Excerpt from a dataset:
■ ■ ■ ■ ■
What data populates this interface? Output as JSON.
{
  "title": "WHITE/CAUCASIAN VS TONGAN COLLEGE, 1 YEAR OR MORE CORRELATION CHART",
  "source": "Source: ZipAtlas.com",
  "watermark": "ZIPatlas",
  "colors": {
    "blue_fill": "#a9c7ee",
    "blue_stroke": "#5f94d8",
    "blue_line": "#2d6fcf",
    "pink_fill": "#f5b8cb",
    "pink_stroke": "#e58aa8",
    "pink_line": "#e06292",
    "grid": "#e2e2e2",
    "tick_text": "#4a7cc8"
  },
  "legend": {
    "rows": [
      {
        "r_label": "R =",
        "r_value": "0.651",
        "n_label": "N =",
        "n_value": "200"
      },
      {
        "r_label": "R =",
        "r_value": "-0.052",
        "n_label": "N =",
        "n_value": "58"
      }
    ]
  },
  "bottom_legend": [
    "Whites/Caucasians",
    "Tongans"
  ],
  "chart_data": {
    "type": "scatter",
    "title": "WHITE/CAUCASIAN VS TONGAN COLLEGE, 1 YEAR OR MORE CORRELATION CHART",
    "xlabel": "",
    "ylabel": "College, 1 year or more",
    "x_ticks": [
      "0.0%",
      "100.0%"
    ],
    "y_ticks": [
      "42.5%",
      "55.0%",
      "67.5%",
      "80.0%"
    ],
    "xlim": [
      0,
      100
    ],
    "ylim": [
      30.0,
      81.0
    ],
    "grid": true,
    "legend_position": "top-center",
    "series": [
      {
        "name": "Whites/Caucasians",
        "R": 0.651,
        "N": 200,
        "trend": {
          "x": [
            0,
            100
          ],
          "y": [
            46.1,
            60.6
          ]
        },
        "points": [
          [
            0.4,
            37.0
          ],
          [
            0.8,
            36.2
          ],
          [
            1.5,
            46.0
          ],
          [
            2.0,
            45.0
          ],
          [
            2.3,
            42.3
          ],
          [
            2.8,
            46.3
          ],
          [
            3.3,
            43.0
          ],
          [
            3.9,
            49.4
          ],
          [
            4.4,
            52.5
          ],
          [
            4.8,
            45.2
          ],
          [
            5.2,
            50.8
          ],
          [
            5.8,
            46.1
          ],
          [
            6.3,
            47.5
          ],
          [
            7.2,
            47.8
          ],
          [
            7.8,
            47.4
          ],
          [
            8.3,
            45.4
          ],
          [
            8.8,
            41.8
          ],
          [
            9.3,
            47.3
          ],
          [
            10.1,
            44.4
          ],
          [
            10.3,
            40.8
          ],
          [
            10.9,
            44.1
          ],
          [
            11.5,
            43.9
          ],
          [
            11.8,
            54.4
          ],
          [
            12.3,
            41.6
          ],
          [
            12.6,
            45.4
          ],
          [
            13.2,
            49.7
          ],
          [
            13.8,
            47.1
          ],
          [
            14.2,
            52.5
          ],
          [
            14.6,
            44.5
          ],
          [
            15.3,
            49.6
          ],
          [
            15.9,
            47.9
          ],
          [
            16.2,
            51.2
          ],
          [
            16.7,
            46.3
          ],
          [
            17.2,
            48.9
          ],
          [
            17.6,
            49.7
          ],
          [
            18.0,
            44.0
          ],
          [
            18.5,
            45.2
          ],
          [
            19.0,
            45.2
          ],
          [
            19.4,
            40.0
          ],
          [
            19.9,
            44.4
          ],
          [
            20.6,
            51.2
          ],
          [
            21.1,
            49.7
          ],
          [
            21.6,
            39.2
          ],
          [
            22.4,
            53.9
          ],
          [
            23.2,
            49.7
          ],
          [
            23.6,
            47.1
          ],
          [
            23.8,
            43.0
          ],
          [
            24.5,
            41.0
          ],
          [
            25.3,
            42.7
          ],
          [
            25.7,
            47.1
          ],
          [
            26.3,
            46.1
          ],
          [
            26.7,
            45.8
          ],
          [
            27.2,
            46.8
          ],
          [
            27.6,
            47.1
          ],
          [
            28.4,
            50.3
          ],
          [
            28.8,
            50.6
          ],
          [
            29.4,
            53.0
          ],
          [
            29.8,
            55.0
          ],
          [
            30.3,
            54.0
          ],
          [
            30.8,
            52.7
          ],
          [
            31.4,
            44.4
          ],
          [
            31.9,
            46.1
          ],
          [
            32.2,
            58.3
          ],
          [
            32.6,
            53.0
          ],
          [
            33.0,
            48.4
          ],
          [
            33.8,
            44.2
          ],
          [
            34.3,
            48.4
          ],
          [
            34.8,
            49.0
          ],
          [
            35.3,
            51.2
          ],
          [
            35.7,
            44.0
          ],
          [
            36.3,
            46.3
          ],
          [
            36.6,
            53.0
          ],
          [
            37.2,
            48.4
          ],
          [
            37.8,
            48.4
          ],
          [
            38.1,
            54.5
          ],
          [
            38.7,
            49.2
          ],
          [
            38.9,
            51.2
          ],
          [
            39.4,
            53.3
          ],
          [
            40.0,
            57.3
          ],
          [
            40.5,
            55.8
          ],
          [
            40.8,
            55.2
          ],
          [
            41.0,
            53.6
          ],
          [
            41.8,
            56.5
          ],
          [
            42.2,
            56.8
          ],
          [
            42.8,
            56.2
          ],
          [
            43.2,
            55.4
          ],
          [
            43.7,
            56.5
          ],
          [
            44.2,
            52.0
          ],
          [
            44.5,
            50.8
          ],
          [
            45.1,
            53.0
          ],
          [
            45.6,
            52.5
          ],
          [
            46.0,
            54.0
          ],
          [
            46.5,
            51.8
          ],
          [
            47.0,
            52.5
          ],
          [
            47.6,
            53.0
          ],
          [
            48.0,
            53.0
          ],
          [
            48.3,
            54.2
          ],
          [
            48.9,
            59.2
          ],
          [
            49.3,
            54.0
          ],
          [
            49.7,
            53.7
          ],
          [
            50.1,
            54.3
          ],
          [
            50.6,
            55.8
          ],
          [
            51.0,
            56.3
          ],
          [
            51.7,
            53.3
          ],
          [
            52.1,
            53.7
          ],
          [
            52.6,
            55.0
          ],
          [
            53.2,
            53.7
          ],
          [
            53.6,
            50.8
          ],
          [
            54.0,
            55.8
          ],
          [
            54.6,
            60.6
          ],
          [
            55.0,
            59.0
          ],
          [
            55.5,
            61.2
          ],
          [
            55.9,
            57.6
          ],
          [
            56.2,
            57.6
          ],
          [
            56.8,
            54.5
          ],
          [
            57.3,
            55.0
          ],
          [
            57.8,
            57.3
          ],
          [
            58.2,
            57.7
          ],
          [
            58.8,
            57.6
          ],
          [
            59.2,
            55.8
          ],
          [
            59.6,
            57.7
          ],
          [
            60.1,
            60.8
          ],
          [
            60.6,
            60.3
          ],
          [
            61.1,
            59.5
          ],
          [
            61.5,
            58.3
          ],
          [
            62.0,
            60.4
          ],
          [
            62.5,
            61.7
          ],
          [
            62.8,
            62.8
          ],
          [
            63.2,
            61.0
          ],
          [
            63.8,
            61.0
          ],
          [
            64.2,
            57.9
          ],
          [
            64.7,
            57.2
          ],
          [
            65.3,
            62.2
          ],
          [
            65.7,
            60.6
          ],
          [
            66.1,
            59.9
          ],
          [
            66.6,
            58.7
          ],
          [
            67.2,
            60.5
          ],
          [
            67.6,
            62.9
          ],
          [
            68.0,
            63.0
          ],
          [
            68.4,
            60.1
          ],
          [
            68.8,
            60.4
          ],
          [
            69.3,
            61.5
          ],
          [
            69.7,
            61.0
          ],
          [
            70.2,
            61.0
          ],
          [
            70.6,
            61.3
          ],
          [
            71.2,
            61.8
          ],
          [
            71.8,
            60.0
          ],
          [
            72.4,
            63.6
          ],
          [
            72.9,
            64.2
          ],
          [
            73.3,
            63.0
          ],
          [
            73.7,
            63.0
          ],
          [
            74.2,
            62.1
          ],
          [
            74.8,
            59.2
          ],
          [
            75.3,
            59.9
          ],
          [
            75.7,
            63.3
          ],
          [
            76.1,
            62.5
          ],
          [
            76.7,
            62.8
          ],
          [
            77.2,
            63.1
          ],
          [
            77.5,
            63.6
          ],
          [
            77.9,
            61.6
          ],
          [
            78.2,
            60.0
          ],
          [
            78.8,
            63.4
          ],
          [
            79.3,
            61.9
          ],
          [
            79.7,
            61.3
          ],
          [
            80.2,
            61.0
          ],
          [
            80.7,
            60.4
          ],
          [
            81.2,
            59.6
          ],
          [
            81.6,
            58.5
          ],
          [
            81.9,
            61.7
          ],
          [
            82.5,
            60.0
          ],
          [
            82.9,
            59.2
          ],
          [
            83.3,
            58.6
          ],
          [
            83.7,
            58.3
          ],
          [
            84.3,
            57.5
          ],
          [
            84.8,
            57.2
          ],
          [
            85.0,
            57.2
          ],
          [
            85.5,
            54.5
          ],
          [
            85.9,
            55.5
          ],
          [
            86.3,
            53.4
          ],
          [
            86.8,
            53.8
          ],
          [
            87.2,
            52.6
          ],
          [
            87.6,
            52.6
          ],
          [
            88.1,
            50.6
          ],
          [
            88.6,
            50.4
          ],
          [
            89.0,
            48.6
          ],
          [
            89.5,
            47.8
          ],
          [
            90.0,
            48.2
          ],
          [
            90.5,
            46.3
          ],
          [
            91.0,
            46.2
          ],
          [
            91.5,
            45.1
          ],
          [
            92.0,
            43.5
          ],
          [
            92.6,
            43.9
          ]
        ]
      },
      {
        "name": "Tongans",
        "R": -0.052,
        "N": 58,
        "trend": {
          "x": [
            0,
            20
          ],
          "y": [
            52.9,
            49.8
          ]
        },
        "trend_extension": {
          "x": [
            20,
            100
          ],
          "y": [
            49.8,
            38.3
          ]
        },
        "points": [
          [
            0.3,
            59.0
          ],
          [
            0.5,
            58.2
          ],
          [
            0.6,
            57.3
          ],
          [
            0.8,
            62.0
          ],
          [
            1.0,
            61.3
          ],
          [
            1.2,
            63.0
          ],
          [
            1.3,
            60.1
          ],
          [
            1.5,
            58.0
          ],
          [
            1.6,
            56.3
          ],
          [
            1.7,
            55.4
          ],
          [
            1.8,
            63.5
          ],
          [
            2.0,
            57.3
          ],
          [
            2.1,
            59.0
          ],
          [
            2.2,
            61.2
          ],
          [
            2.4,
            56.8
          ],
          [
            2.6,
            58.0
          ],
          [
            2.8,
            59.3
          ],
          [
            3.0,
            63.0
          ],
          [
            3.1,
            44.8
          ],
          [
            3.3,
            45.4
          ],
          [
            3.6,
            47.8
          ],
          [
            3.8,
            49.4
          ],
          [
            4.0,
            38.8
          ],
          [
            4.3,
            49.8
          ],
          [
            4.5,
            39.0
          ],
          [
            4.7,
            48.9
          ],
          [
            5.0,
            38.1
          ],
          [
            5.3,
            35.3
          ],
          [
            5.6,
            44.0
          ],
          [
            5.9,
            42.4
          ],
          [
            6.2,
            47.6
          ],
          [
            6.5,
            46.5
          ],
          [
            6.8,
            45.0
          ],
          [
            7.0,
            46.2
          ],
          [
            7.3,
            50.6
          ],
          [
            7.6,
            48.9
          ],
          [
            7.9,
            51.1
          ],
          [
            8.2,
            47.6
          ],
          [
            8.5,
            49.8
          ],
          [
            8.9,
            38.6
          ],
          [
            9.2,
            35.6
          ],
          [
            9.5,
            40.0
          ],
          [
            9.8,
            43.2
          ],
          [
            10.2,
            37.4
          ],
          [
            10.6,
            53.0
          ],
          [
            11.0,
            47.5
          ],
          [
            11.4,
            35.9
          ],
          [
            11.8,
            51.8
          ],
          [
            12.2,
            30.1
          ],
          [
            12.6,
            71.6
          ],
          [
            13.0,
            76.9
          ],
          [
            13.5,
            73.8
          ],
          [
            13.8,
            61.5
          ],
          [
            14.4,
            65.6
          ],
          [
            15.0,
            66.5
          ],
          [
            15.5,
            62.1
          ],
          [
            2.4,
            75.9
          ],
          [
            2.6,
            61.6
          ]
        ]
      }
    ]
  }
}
■ ■ ■ ■ ■
Tally up the lines holding the string "CORRELATION" in this listing, and report the total alone.

ANSWER TO THE TASK:
2